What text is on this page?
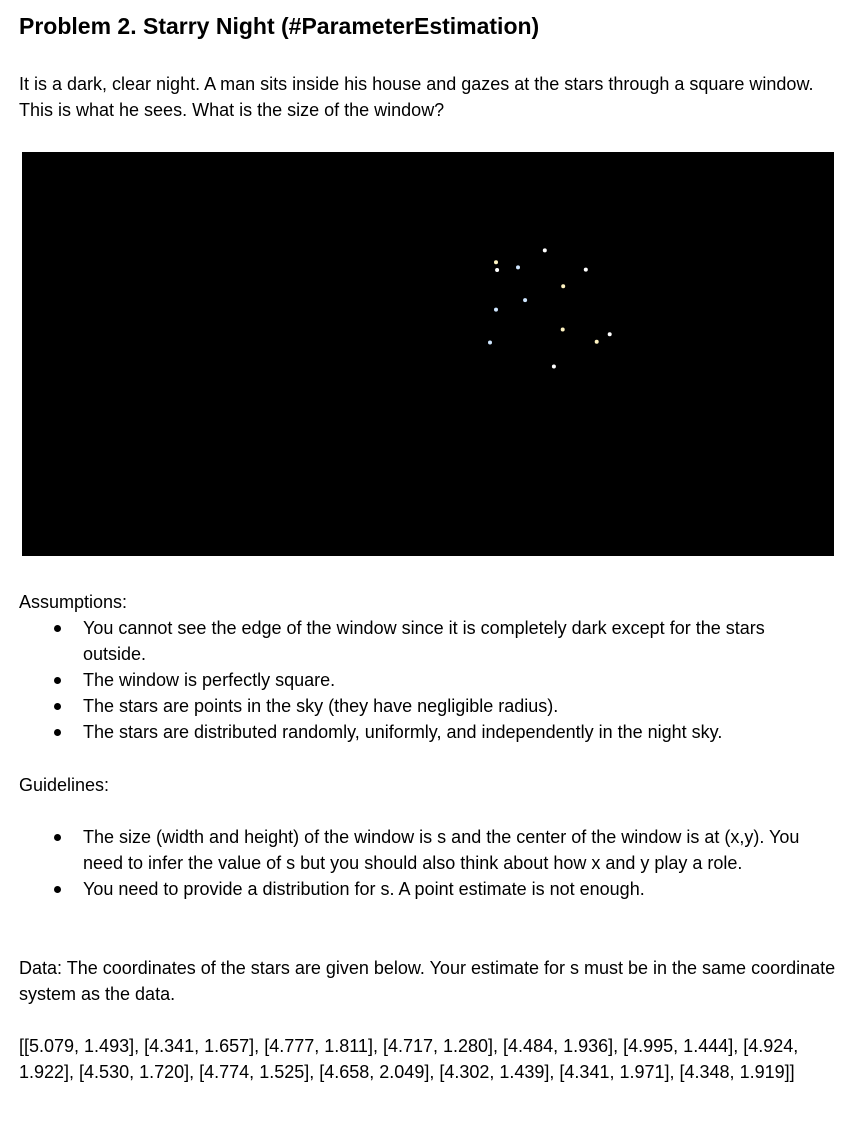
Problem 2. Starry Night (#ParameterEstimation)

It is a dark, clear night. A man sits inside his house and gazes at the stars through a square window. This is what he sees. What is the size of the window?

Assumptions:

You cannot see the edge of the window since it is completely dark except for the stars outside.
The window is perfectly square.
The stars are points in the sky (they have negligible radius).
The stars are distributed randomly, uniformly, and independently in the night sky.

Guidelines:

The size (width and height) of the window is s and the center of the window is at (x,y). You need to infer the value of s but you should also think about how x and y play a role.
You need to provide a distribution for s. A point estimate is not enough.

Data: The coordinates of the stars are given below. Your estimate for s must be in the same coordinate system as the data.

[[5.079, 1.493], [4.341, 1.657], [4.777, 1.811], [4.717, 1.280], [4.484, 1.936], [4.995, 1.444], [4.924, 1.922], [4.530, 1.720], [4.774, 1.525], [4.658, 2.049], [4.302, 1.439], [4.341, 1.971], [4.348, 1.919]]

——————

**THE PROBLEM:** Determine how many lines of the listing above include the word "square", and report that number only.

**WRITTEN REPLY:** 2